» **WORK TO DO**
Copy out all the lines in the records that include the word "迁客骚人".

[start of PROVIDED MATERIAL]

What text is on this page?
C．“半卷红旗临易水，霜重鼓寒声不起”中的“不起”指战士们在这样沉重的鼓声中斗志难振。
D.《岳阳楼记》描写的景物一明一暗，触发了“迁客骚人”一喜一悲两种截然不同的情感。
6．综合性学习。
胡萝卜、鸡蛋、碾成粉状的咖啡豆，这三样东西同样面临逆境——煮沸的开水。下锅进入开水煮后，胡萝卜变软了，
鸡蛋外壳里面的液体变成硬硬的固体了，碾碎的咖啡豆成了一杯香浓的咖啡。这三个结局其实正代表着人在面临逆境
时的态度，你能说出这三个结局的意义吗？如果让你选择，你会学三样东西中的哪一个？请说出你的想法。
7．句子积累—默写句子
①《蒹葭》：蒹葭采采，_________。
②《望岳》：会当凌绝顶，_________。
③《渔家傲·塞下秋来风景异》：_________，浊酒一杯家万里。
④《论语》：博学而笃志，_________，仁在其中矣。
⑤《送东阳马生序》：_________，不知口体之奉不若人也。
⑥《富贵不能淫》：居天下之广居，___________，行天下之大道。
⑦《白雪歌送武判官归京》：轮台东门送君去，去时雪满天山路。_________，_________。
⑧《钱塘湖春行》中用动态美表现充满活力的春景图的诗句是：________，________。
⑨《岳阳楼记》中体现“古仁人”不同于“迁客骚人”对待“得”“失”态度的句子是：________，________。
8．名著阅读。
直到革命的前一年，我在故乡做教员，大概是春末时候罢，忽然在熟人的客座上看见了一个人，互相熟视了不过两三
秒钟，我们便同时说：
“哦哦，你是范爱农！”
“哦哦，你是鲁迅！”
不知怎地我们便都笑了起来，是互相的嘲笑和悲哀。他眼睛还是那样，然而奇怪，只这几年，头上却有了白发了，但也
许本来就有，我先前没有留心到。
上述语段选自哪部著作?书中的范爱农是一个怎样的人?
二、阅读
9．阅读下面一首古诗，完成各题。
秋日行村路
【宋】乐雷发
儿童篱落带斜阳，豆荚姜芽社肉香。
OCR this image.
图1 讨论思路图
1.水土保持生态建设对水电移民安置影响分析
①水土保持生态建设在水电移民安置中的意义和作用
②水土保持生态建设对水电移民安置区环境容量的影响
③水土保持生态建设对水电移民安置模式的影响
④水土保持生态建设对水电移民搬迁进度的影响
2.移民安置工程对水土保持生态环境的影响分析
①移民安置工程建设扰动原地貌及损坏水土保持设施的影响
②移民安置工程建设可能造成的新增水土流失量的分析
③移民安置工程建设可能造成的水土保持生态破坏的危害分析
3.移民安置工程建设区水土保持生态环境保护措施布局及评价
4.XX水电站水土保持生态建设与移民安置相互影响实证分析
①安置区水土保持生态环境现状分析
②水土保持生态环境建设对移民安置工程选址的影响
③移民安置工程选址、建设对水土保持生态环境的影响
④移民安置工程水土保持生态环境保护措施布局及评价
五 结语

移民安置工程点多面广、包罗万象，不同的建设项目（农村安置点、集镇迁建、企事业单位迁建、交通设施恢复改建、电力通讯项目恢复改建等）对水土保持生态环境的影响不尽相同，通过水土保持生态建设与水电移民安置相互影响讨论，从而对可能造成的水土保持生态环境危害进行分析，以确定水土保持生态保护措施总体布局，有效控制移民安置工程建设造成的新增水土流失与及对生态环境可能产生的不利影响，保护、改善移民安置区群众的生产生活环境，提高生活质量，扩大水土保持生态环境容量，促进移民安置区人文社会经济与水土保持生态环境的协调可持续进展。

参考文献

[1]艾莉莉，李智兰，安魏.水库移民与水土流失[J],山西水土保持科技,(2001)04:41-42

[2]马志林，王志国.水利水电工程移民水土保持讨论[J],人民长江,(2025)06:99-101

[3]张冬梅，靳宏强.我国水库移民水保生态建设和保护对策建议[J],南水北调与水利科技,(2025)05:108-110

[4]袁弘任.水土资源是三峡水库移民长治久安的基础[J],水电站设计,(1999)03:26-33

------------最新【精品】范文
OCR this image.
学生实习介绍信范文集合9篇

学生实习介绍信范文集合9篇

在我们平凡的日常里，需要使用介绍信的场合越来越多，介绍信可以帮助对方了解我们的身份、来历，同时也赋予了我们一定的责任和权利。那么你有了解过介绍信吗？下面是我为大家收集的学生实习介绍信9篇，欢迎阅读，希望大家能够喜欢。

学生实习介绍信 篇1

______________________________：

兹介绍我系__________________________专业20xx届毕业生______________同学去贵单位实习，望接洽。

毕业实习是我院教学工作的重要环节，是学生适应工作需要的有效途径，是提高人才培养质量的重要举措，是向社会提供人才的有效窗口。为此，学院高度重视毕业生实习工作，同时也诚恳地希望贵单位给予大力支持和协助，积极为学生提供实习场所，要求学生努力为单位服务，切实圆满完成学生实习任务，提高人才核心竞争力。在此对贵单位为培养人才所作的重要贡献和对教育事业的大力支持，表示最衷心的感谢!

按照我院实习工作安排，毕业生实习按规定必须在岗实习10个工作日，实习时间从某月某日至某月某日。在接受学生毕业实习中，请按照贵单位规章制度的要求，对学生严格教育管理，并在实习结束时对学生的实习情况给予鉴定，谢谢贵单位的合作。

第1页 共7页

[end of PROVIDED MATERIAL]

» **WRITTEN SOLUTION**
D.《岳阳楼记》描写的景物一明一暗，触发了“迁客骚人”一喜一悲两种截然不同的情感。
⑨《岳阳楼记》中体现“古仁人”不同于“迁客骚人”对待“得”“失”态度的句子是：________，________。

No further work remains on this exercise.